PROBLEM STATEMENT ->
Copy out the entries below precisely; nothing is to be omitted.

----

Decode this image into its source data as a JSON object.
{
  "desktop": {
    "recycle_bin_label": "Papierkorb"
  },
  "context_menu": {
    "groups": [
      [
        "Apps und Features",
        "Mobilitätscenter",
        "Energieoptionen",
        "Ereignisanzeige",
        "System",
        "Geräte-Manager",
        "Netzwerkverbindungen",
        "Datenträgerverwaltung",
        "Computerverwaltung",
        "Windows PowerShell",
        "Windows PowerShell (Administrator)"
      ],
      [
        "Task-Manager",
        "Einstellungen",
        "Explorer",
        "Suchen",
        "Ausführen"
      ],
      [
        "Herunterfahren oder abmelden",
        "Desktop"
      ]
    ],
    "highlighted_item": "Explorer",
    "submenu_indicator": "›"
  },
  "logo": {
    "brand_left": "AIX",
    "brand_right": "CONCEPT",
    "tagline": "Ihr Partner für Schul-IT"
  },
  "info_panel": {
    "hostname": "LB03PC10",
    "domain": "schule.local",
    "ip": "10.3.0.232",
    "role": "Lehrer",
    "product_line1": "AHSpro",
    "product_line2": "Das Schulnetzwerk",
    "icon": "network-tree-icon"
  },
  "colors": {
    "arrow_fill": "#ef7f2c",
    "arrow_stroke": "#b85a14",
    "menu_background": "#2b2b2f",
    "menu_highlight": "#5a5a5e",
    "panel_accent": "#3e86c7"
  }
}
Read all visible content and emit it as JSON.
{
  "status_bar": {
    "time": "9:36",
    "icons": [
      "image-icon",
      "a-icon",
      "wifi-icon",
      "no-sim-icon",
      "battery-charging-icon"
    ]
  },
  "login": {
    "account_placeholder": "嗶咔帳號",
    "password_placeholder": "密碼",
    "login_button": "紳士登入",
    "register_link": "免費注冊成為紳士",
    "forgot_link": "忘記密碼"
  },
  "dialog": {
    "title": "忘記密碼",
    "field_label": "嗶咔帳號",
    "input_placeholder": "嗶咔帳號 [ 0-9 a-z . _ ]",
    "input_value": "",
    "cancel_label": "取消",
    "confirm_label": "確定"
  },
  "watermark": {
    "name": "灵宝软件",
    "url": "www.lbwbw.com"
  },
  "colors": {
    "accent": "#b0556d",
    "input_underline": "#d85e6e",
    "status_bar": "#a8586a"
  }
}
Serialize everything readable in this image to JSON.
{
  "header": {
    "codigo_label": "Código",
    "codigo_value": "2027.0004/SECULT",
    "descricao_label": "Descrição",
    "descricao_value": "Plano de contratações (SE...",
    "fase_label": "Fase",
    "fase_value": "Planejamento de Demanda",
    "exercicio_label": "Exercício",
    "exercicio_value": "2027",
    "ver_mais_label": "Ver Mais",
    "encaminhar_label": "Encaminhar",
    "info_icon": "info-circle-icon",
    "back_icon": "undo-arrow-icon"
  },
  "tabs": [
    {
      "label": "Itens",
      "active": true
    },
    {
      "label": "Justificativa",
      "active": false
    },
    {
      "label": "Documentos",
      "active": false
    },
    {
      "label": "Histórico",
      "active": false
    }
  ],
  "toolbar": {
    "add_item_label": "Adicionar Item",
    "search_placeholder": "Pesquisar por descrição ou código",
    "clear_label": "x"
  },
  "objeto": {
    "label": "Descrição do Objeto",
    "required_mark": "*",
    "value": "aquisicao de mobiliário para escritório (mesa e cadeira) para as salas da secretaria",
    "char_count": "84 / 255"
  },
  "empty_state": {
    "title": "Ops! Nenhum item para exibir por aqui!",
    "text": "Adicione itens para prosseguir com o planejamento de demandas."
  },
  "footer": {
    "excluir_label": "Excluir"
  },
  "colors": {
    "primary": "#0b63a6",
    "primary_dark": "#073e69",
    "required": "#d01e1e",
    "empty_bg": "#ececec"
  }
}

----

SOLVED PROBLEM ->
Decode this image into its source data as a JSON object.
{
  "desktop": {
    "recycle_bin_label": "Papierkorb"
  },
  "context_menu": {
    "groups": [
      [
        "Apps und Features",
        "Mobilitätscenter",
        "Energieoptionen",
        "Ereignisanzeige",
        "System",
        "Geräte-Manager",
        "Netzwerkverbindungen",
        "Datenträgerverwaltung",
        "Computerverwaltung",
        "Windows PowerShell",
        "Windows PowerShell (Administrator)"
      ],
      [
        "Task-Manager",
        "Einstellungen",
        "Explorer",
        "Suchen",
        "Ausführen"
      ],
      [
        "Herunterfahren oder abmelden",
        "Desktop"
      ]
    ],
    "highlighted_item": "Explorer",
    "submenu_indicator": "›"
  },
  "logo": {
    "brand_left": "AIX",
    "brand_right": "CONCEPT",
    "tagline": "Ihr Partner für Schul-IT"
  },
  "info_panel": {
    "hostname": "LB03PC10",
    "domain": "schule.local",
    "ip": "10.3.0.232",
    "role": "Lehrer",
    "product_line1": "AHSpro",
    "product_line2": "Das Schulnetzwerk",
    "icon": "network-tree-icon"
  },
  "colors": {
    "arrow_fill": "#ef7f2c",
    "arrow_stroke": "#b85a14",
    "menu_background": "#2b2b2f",
    "menu_highlight": "#5a5a5e",
    "panel_accent": "#3e86c7"
  }
}
Read all visible content and emit it as JSON.
{
  "status_bar": {
    "time": "9:36",
    "icons": [
      "image-icon",
      "a-icon",
      "wifi-icon",
      "no-sim-icon",
      "battery-charging-icon"
    ]
  },
  "login": {
    "account_placeholder": "嗶咔帳號",
    "password_placeholder": "密碼",
    "login_button": "紳士登入",
    "register_link": "免費注冊成為紳士",
    "forgot_link": "忘記密碼"
  },
  "dialog": {
    "title": "忘記密碼",
    "field_label": "嗶咔帳號",
    "input_placeholder": "嗶咔帳號 [ 0-9 a-z . _ ]",
    "input_value": "",
    "cancel_label": "取消",
    "confirm_label": "確定"
  },
  "watermark": {
    "name": "灵宝软件",
    "url": "www.lbwbw.com"
  },
  "colors": {
    "accent": "#b0556d",
    "input_underline": "#d85e6e",
    "status_bar": "#a8586a"
  }
}
Serialize everything readable in this image to JSON.
{
  "header": {
    "codigo_label": "Código",
    "codigo_value": "2027.0004/SECULT",
    "descricao_label": "Descrição",
    "descricao_value": "Plano de contratações (SE...",
    "fase_label": "Fase",
    "fase_value": "Planejamento de Demanda",
    "exercicio_label": "Exercício",
    "exercicio_value": "2027",
    "ver_mais_label": "Ver Mais",
    "encaminhar_label": "Encaminhar",
    "info_icon": "info-circle-icon",
    "back_icon": "undo-arrow-icon"
  },
  "tabs": [
    {
      "label": "Itens",
      "active": true
    },
    {
      "label": "Justificativa",
      "active": false
    },
    {
      "label": "Documentos",
      "active": false
    },
    {
      "label": "Histórico",
      "active": false
    }
  ],
  "toolbar": {
    "add_item_label": "Adicionar Item",
    "search_placeholder": "Pesquisar por descrição ou código",
    "clear_label": "x"
  },
  "objeto": {
    "label": "Descrição do Objeto",
    "required_mark": "*",
    "value": "aquisicao de mobiliário para escritório (mesa e cadeira) para as salas da secretaria",
    "char_count": "84 / 255"
  },
  "empty_state": {
    "title": "Ops! Nenhum item para exibir por aqui!",
    "text": "Adicione itens para prosseguir com o planejamento de demandas."
  },
  "footer": {
    "excluir_label": "Excluir"
  },
  "colors": {
    "primary": "#0b63a6",
    "primary_dark": "#073e69",
    "required": "#d01e1e",
    "empty_bg": "#ececec"
  }
}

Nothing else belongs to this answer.